## Goal of the exercise
Write out all the material exactly. Leave nothing out.
________________________
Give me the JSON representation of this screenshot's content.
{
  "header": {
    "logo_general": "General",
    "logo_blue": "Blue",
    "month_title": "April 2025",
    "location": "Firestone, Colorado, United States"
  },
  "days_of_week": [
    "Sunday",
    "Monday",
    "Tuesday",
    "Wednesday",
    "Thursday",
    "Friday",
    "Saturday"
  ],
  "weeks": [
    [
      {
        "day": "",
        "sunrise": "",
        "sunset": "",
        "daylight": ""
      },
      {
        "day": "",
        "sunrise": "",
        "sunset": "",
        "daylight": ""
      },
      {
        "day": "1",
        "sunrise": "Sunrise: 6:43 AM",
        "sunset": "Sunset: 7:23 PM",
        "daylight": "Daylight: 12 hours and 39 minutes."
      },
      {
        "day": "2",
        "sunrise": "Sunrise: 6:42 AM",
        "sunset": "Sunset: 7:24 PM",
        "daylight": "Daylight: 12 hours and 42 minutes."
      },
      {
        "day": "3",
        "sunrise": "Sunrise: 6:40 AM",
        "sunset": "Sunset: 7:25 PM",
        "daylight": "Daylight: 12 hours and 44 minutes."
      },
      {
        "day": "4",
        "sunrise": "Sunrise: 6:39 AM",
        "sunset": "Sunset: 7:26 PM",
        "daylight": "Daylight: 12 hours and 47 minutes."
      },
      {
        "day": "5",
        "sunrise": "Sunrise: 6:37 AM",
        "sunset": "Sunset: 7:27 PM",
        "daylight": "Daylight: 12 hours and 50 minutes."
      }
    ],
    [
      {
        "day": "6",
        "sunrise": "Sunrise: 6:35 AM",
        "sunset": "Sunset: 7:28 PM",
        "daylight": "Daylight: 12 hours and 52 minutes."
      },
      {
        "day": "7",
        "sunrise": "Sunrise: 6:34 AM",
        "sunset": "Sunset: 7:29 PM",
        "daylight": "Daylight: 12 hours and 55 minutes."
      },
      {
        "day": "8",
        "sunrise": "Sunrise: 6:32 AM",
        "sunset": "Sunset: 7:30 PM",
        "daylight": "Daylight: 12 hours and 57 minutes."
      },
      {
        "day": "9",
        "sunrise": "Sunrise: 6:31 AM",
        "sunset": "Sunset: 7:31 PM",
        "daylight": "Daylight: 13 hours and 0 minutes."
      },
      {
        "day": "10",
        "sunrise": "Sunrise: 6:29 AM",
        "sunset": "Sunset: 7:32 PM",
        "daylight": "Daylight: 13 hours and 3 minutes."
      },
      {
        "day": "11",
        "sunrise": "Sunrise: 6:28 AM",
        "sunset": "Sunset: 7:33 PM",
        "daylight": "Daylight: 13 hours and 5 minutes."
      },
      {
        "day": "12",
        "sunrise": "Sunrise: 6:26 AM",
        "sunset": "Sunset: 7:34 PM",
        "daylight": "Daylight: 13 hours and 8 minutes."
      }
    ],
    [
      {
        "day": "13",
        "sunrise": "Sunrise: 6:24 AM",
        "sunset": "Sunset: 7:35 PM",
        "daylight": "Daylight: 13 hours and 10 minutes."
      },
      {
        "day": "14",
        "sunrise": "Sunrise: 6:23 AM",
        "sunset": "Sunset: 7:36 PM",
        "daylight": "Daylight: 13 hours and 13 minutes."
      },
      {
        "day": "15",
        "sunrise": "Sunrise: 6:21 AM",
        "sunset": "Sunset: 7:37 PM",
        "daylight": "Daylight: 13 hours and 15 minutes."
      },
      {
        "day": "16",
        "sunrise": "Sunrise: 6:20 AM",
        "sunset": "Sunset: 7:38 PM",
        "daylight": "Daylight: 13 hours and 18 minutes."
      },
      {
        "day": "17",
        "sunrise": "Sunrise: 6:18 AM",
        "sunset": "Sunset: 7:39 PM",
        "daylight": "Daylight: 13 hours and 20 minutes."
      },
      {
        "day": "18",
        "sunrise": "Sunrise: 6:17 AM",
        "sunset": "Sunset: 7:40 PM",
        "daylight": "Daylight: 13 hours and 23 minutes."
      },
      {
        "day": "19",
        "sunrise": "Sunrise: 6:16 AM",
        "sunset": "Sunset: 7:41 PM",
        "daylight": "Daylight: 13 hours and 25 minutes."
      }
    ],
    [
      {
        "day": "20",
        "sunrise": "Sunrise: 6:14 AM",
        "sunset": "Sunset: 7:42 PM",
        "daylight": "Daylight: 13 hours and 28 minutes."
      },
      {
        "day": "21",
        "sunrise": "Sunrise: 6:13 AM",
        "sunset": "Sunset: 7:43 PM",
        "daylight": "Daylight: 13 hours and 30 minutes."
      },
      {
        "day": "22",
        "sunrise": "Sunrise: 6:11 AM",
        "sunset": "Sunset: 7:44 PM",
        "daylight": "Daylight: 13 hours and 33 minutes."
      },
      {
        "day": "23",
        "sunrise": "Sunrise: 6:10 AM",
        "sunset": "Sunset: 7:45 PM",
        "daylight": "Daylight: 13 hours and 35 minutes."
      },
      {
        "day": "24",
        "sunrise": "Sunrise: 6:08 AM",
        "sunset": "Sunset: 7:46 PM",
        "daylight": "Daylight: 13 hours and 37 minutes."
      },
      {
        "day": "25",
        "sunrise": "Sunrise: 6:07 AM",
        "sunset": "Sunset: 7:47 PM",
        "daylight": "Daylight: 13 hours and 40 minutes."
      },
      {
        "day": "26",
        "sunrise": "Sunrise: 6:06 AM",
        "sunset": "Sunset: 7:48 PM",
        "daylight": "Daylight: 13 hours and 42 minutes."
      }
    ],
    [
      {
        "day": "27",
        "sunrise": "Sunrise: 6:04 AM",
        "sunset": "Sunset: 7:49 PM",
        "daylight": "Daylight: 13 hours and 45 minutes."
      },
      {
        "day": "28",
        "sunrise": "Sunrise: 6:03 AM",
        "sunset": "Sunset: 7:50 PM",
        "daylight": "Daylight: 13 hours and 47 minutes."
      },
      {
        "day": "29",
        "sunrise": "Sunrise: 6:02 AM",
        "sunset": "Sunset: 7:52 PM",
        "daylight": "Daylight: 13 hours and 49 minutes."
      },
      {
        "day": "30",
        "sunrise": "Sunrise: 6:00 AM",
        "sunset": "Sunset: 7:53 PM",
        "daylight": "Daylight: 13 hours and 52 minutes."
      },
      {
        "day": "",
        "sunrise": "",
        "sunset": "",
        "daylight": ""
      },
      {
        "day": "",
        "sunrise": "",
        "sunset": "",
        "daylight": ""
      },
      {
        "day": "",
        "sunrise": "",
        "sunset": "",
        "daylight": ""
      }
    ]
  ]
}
________________________
## Solution for this task
Give me the JSON representation of this screenshot's content.
{
  "header": {
    "logo_general": "General",
    "logo_blue": "Blue",
    "month_title": "April 2025",
    "location": "Firestone, Colorado, United States"
  },
  "days_of_week": [
    "Sunday",
    "Monday",
    "Tuesday",
    "Wednesday",
    "Thursday",
    "Friday",
    "Saturday"
  ],
  "weeks": [
    [
      {
        "day": "",
        "sunrise": "",
        "sunset": "",
        "daylight": ""
      },
      {
        "day": "",
        "sunrise": "",
        "sunset": "",
        "daylight": ""
      },
      {
        "day": "1",
        "sunrise": "Sunrise: 6:43 AM",
        "sunset": "Sunset: 7:23 PM",
        "daylight": "Daylight: 12 hours and 39 minutes."
      },
      {
        "day": "2",
        "sunrise": "Sunrise: 6:42 AM",
        "sunset": "Sunset: 7:24 PM",
        "daylight": "Daylight: 12 hours and 42 minutes."
      },
      {
        "day": "3",
        "sunrise": "Sunrise: 6:40 AM",
        "sunset": "Sunset: 7:25 PM",
        "daylight": "Daylight: 12 hours and 44 minutes."
      },
      {
        "day": "4",
        "sunrise": "Sunrise: 6:39 AM",
        "sunset": "Sunset: 7:26 PM",
        "daylight": "Daylight: 12 hours and 47 minutes."
      },
      {
        "day": "5",
        "sunrise": "Sunrise: 6:37 AM",
        "sunset": "Sunset: 7:27 PM",
        "daylight": "Daylight: 12 hours and 50 minutes."
      }
    ],
    [
      {
        "day": "6",
        "sunrise": "Sunrise: 6:35 AM",
        "sunset": "Sunset: 7:28 PM",
        "daylight": "Daylight: 12 hours and 52 minutes."
      },
      {
        "day": "7",
        "sunrise": "Sunrise: 6:34 AM",
        "sunset": "Sunset: 7:29 PM",
        "daylight": "Daylight: 12 hours and 55 minutes."
      },
      {
        "day": "8",
        "sunrise": "Sunrise: 6:32 AM",
        "sunset": "Sunset: 7:30 PM",
        "daylight": "Daylight: 12 hours and 57 minutes."
      },
      {
        "day": "9",
        "sunrise": "Sunrise: 6:31 AM",
        "sunset": "Sunset: 7:31 PM",
        "daylight": "Daylight: 13 hours and 0 minutes."
      },
      {
        "day": "10",
        "sunrise": "Sunrise: 6:29 AM",
        "sunset": "Sunset: 7:32 PM",
        "daylight": "Daylight: 13 hours and 3 minutes."
      },
      {
        "day": "11",
        "sunrise": "Sunrise: 6:28 AM",
        "sunset": "Sunset: 7:33 PM",
        "daylight": "Daylight: 13 hours and 5 minutes."
      },
      {
        "day": "12",
        "sunrise": "Sunrise: 6:26 AM",
        "sunset": "Sunset: 7:34 PM",
        "daylight": "Daylight: 13 hours and 8 minutes."
      }
    ],
    [
      {
        "day": "13",
        "sunrise": "Sunrise: 6:24 AM",
        "sunset": "Sunset: 7:35 PM",
        "daylight": "Daylight: 13 hours and 10 minutes."
      },
      {
        "day": "14",
        "sunrise": "Sunrise: 6:23 AM",
        "sunset": "Sunset: 7:36 PM",
        "daylight": "Daylight: 13 hours and 13 minutes."
      },
      {
        "day": "15",
        "sunrise": "Sunrise: 6:21 AM",
        "sunset": "Sunset: 7:37 PM",
        "daylight": "Daylight: 13 hours and 15 minutes."
      },
      {
        "day": "16",
        "sunrise": "Sunrise: 6:20 AM",
        "sunset": "Sunset: 7:38 PM",
        "daylight": "Daylight: 13 hours and 18 minutes."
      },
      {
        "day": "17",
        "sunrise": "Sunrise: 6:18 AM",
        "sunset": "Sunset: 7:39 PM",
        "daylight": "Daylight: 13 hours and 20 minutes."
      },
      {
        "day": "18",
        "sunrise": "Sunrise: 6:17 AM",
        "sunset": "Sunset: 7:40 PM",
        "daylight": "Daylight: 13 hours and 23 minutes."
      },
      {
        "day": "19",
        "sunrise": "Sunrise: 6:16 AM",
        "sunset": "Sunset: 7:41 PM",
        "daylight": "Daylight: 13 hours and 25 minutes."
      }
    ],
    [
      {
        "day": "20",
        "sunrise": "Sunrise: 6:14 AM",
        "sunset": "Sunset: 7:42 PM",
        "daylight": "Daylight: 13 hours and 28 minutes."
      },
      {
        "day": "21",
        "sunrise": "Sunrise: 6:13 AM",
        "sunset": "Sunset: 7:43 PM",
        "daylight": "Daylight: 13 hours and 30 minutes."
      },
      {
        "day": "22",
        "sunrise": "Sunrise: 6:11 AM",
        "sunset": "Sunset: 7:44 PM",
        "daylight": "Daylight: 13 hours and 33 minutes."
      },
      {
        "day": "23",
        "sunrise": "Sunrise: 6:10 AM",
        "sunset": "Sunset: 7:45 PM",
        "daylight": "Daylight: 13 hours and 35 minutes."
      },
      {
        "day": "24",
        "sunrise": "Sunrise: 6:08 AM",
        "sunset": "Sunset: 7:46 PM",
        "daylight": "Daylight: 13 hours and 37 minutes."
      },
      {
        "day": "25",
        "sunrise": "Sunrise: 6:07 AM",
        "sunset": "Sunset: 7:47 PM",
        "daylight": "Daylight: 13 hours and 40 minutes."
      },
      {
        "day": "26",
        "sunrise": "Sunrise: 6:06 AM",
        "sunset": "Sunset: 7:48 PM",
        "daylight": "Daylight: 13 hours and 42 minutes."
      }
    ],
    [
      {
        "day": "27",
        "sunrise": "Sunrise: 6:04 AM",
        "sunset": "Sunset: 7:49 PM",
        "daylight": "Daylight: 13 hours and 45 minutes."
      },
      {
        "day": "28",
        "sunrise": "Sunrise: 6:03 AM",
        "sunset": "Sunset: 7:50 PM",
        "daylight": "Daylight: 13 hours and 47 minutes."
      },
      {
        "day": "29",
        "sunrise": "Sunrise: 6:02 AM",
        "sunset": "Sunset: 7:52 PM",
        "daylight": "Daylight: 13 hours and 49 minutes."
      },
      {
        "day": "30",
        "sunrise": "Sunrise: 6:00 AM",
        "sunset": "Sunset: 7:53 PM",
        "daylight": "Daylight: 13 hours and 52 minutes."
      },
      {
        "day": "",
        "sunrise": "",
        "sunset": "",
        "daylight": ""
      },
      {
        "day": "",
        "sunrise": "",
        "sunset": "",
        "daylight": ""
      },
      {
        "day": "",
        "sunrise": "",
        "sunset": "",
        "daylight": ""
      }
    ]
  ]
}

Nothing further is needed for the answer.